----- Records for the exercise -----
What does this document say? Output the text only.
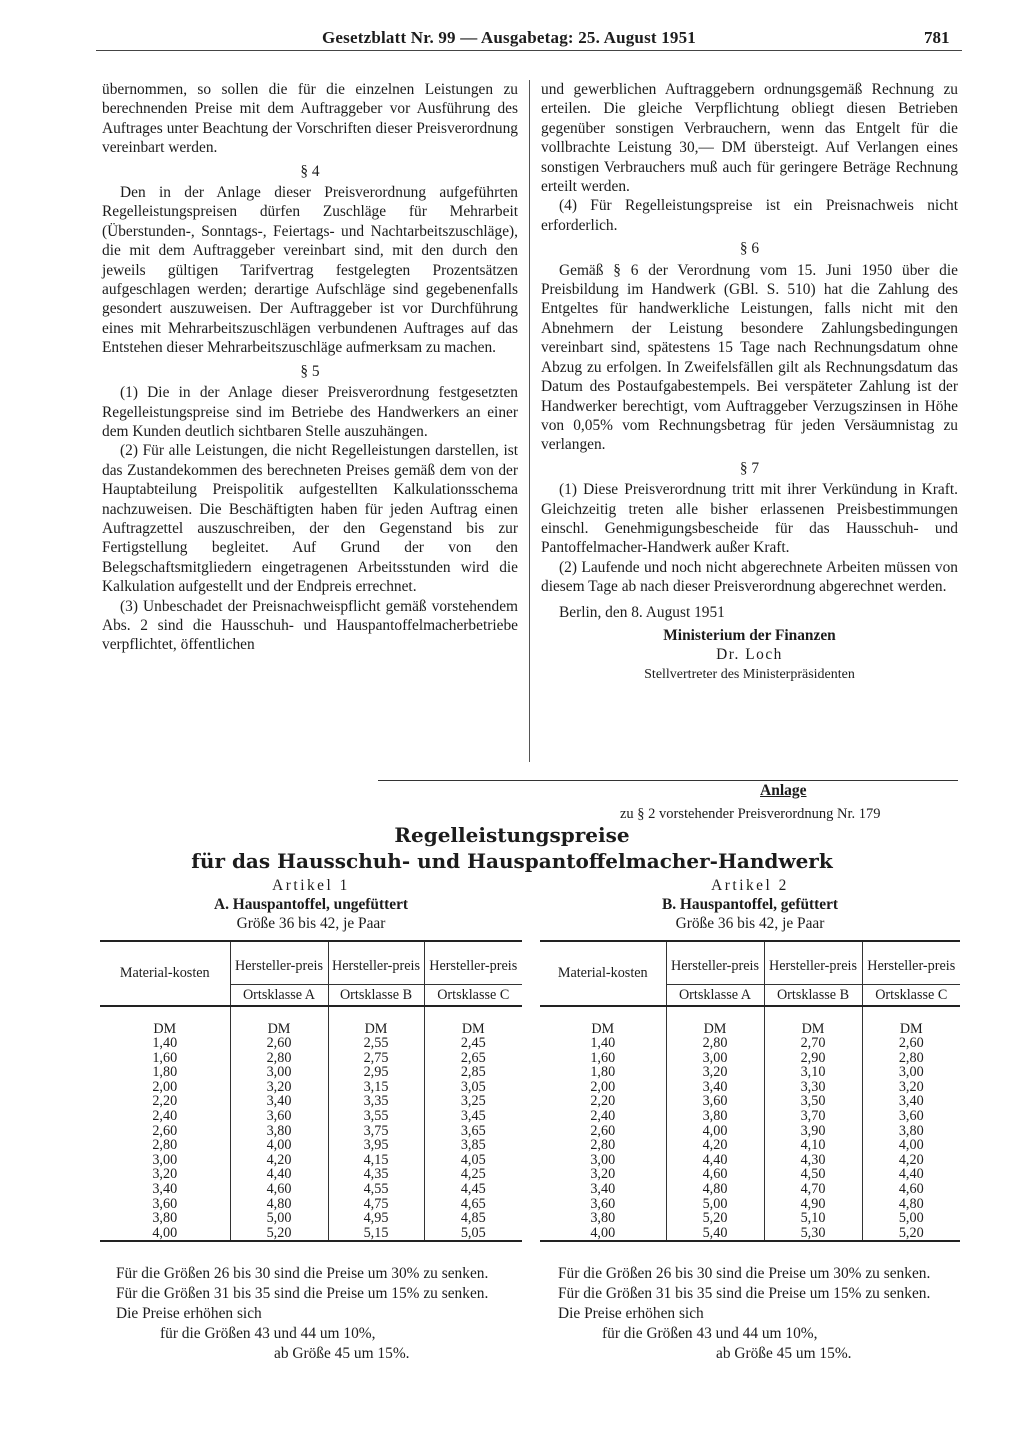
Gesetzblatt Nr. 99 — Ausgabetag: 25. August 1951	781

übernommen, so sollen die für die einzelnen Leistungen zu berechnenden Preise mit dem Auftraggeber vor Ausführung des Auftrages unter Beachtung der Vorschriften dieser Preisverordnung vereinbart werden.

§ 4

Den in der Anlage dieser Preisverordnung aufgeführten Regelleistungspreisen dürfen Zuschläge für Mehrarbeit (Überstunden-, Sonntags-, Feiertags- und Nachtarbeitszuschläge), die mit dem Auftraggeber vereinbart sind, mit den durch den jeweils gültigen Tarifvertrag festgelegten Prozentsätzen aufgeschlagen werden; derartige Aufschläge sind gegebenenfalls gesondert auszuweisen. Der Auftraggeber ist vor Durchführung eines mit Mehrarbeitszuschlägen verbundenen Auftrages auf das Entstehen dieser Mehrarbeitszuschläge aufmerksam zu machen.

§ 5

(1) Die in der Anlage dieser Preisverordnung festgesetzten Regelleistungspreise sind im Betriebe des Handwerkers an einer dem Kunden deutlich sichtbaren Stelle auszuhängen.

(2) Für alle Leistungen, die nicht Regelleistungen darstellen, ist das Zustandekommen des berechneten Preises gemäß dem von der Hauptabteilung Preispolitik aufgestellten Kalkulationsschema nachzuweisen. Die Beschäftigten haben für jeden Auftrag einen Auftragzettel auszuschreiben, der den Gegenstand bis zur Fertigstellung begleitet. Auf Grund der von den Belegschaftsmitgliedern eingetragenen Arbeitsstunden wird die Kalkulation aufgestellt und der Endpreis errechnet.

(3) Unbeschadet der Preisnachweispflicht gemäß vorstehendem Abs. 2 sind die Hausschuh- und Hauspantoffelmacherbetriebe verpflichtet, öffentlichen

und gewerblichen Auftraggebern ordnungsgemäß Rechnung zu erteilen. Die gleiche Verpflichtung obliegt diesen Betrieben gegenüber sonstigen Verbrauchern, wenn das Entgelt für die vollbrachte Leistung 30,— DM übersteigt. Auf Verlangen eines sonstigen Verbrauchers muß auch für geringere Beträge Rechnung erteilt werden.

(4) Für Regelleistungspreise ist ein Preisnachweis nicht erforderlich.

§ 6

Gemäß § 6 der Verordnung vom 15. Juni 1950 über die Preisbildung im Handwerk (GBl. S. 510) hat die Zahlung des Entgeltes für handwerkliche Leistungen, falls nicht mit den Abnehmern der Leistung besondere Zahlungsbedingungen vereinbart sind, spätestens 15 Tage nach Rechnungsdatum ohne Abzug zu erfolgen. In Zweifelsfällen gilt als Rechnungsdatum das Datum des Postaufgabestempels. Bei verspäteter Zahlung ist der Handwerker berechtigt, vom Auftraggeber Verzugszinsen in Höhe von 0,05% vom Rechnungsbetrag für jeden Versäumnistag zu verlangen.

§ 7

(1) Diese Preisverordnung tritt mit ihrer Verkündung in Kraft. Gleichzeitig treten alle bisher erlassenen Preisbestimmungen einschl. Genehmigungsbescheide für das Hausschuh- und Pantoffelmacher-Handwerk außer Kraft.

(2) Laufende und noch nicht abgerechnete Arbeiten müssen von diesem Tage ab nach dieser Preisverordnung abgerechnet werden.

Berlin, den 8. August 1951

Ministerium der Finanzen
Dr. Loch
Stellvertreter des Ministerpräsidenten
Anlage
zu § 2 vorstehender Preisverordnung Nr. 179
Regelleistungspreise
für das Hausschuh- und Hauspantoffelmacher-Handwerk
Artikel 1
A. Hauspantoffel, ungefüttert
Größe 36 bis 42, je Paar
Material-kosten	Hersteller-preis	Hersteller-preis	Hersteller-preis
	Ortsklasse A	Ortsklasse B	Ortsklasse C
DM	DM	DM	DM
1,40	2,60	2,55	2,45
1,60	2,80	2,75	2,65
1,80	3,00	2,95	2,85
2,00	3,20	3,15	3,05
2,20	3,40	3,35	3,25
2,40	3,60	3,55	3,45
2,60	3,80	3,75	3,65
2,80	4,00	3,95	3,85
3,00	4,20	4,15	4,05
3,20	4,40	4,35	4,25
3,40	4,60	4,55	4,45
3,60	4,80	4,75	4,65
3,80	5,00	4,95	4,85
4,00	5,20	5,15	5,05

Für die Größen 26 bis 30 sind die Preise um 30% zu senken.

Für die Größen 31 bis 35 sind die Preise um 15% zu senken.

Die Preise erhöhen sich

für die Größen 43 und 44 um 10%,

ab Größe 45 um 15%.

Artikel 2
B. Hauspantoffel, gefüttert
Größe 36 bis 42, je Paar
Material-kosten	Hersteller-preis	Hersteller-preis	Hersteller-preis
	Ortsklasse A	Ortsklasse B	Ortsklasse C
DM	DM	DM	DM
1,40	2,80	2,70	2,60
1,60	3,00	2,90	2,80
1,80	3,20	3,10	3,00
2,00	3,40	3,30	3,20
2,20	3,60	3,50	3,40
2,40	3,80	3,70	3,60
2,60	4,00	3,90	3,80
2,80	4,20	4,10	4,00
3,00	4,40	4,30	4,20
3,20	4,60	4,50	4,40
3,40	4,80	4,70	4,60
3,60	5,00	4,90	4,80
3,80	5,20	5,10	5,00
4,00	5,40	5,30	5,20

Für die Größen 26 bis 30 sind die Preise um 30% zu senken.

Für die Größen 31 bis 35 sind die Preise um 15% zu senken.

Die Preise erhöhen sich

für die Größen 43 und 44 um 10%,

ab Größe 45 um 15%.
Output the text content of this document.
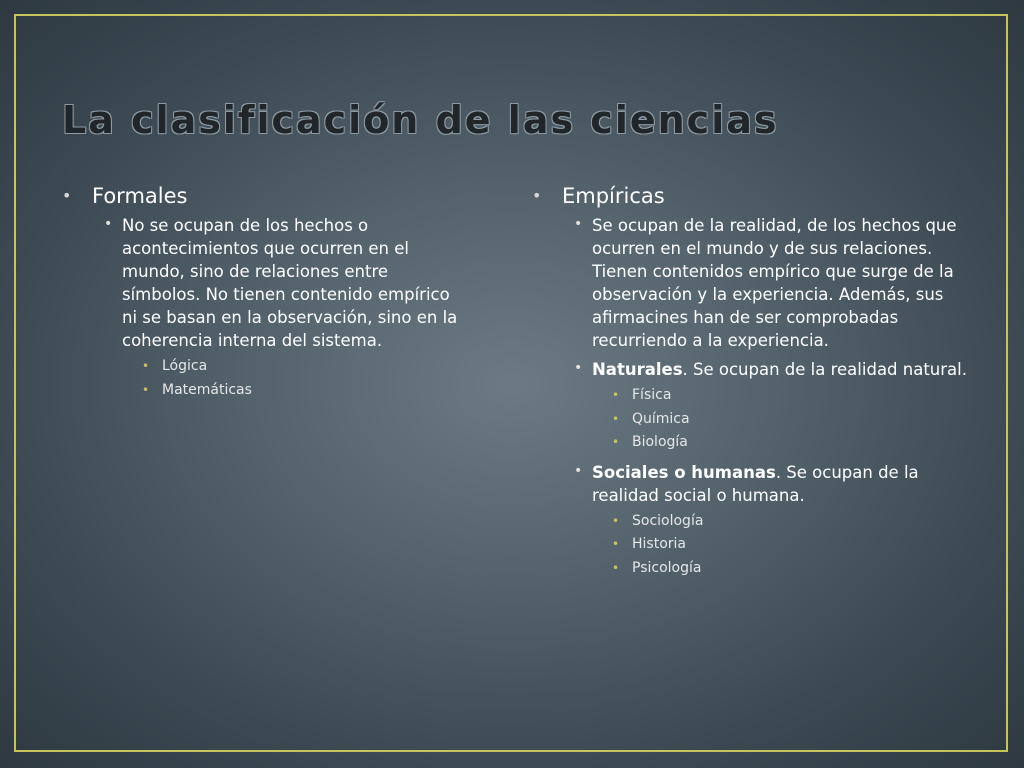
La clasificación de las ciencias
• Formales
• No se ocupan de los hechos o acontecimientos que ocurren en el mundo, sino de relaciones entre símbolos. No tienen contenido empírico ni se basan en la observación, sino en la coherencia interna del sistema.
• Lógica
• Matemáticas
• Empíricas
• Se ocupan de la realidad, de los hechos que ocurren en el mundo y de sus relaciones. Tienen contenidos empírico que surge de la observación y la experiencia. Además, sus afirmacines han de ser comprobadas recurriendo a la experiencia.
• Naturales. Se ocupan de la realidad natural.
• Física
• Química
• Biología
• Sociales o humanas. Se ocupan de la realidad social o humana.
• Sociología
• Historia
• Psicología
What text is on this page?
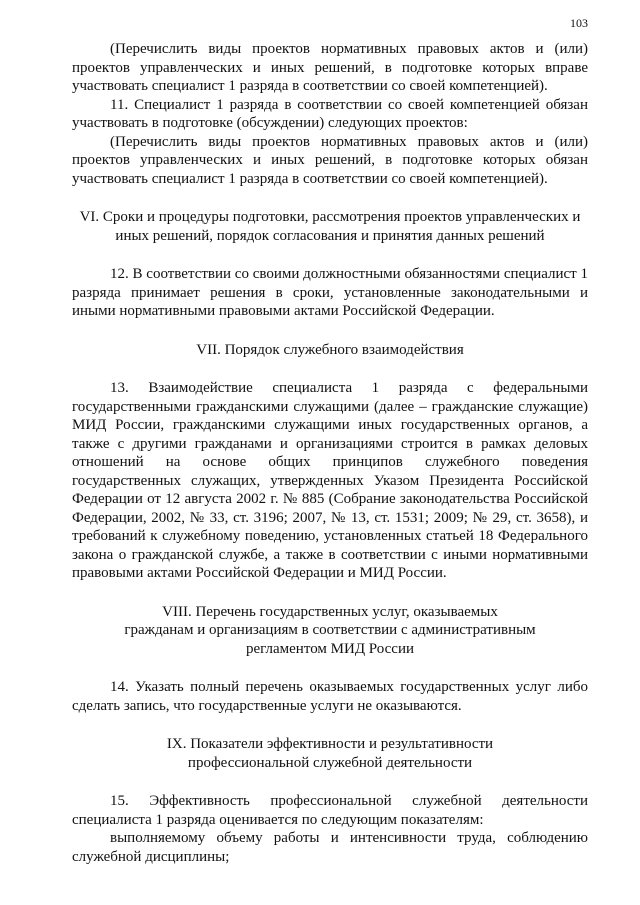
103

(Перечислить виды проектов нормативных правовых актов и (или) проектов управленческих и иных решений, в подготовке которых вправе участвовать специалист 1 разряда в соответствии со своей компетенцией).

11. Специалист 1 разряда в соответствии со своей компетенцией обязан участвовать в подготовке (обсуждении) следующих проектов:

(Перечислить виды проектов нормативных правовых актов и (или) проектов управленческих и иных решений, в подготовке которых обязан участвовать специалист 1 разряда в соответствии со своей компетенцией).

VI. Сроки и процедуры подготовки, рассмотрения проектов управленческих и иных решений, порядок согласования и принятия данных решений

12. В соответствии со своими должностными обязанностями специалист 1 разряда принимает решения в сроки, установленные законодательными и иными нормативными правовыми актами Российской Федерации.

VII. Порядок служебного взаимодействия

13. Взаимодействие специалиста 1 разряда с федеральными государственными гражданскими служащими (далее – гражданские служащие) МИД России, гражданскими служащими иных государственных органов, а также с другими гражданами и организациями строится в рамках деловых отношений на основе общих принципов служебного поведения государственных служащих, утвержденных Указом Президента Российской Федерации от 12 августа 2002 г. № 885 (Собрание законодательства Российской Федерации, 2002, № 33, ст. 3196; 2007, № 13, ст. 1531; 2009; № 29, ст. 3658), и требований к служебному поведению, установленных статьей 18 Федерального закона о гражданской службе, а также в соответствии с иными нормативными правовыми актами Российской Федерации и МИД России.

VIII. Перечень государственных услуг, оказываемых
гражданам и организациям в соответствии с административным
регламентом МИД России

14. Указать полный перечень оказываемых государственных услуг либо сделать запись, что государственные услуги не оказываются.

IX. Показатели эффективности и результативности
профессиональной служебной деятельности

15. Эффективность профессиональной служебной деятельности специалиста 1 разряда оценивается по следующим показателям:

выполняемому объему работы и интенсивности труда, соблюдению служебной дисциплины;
-----
Set task:
In the records above, find each line with the word "актами" and copy it.

Reply to the exercise:
12. В соответствии со своими должностными обязанностями специалист 1 разряда принимает решения в сроки, установленные законодательными и иными нормативными правовыми актами Российской Федерации.
13. Взаимодействие специалиста 1 разряда с федеральными государственными гражданскими служащими (далее – гражданские служащие) МИД России, гражданскими служащими иных государственных органов, а также с другими гражданами и организациями строится в рамках деловых отношений на основе общих принципов служебного поведения государственных служащих, утвержденных Указом Президента Российской Федерации от 12 августа 2002 г. № 885 (Собрание законодательства Российской Федерации, 2002, № 33, ст. 3196; 2007, № 13, ст. 1531; 2009; № 29, ст. 3658), и требований к служебному поведению, установленных статьей 18 Федерального закона о гражданской службе, а также в соответствии с иными нормативными правовыми актами Российской Федерации и МИД России.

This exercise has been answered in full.